__Task__: In the records below, pick out all lines containing the word "formed".

__Data__:
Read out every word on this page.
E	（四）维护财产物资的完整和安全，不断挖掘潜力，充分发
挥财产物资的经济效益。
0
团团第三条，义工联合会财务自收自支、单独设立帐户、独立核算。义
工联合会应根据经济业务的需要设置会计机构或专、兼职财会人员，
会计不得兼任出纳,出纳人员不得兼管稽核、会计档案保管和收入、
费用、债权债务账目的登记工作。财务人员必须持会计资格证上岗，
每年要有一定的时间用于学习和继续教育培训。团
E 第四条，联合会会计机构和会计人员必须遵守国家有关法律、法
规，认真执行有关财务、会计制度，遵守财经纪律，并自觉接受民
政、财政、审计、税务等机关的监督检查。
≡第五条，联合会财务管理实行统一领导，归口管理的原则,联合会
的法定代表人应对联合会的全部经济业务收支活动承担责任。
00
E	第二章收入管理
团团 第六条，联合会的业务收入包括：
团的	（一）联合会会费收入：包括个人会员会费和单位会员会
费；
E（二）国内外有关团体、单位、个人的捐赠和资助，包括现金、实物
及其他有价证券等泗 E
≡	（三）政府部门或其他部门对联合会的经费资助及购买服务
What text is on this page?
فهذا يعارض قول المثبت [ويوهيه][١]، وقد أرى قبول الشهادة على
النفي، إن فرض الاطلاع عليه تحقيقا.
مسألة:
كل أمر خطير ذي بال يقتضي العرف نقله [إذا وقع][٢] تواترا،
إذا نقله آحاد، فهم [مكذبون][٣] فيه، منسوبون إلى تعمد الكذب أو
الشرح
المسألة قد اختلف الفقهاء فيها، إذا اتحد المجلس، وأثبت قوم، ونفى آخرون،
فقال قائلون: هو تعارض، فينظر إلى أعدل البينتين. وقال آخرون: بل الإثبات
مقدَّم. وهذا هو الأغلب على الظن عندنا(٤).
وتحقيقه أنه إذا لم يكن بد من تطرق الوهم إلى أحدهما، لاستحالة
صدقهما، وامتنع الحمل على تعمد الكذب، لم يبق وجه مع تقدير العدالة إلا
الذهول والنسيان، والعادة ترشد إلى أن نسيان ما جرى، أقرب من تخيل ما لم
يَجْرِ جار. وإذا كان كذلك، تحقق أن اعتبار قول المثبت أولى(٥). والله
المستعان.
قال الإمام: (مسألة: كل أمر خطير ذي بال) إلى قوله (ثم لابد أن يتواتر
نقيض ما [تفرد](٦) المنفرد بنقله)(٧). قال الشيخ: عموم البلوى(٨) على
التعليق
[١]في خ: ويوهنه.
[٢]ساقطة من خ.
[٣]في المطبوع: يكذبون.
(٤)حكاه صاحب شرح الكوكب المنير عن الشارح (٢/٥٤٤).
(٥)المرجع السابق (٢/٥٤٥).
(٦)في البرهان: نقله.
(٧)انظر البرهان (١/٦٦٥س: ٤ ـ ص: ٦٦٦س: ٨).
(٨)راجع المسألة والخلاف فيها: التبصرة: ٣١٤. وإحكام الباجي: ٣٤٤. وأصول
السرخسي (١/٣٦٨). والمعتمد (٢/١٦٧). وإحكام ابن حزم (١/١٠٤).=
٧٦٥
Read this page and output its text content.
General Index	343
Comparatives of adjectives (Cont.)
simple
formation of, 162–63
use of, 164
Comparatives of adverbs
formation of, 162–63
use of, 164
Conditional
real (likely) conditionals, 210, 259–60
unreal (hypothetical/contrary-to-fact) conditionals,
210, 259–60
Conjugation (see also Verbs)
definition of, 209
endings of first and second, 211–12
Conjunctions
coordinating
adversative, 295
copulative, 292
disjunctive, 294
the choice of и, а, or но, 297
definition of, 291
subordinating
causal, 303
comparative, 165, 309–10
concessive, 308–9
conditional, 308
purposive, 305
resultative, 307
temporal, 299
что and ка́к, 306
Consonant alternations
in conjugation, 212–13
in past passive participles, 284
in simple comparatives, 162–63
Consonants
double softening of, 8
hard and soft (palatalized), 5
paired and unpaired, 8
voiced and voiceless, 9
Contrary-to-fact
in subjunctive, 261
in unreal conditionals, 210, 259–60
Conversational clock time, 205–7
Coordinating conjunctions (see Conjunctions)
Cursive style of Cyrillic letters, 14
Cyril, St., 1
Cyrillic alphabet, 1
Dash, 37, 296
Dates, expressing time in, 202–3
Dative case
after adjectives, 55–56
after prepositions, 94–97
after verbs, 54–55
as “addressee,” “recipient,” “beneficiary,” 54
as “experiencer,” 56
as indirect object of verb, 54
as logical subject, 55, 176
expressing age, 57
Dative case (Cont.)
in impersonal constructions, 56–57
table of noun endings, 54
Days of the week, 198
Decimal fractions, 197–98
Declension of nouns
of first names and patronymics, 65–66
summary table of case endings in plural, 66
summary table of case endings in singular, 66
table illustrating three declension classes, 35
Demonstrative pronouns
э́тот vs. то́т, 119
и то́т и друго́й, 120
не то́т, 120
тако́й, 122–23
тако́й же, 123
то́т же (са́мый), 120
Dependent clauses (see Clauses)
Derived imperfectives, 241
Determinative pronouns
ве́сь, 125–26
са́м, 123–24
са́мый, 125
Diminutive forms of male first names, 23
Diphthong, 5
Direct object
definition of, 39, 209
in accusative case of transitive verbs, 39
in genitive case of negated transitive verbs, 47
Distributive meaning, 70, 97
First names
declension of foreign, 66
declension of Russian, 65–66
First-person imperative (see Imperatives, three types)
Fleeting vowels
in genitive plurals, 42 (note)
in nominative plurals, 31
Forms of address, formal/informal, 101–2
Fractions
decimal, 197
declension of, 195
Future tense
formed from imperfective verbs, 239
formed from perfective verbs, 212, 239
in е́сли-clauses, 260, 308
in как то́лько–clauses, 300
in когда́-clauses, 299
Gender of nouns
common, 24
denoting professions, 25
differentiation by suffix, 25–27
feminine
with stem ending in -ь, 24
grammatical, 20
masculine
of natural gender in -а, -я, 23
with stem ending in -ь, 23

__Reply to the task__:
formed from imperfective verbs, 239
formed from perfective verbs, 212, 239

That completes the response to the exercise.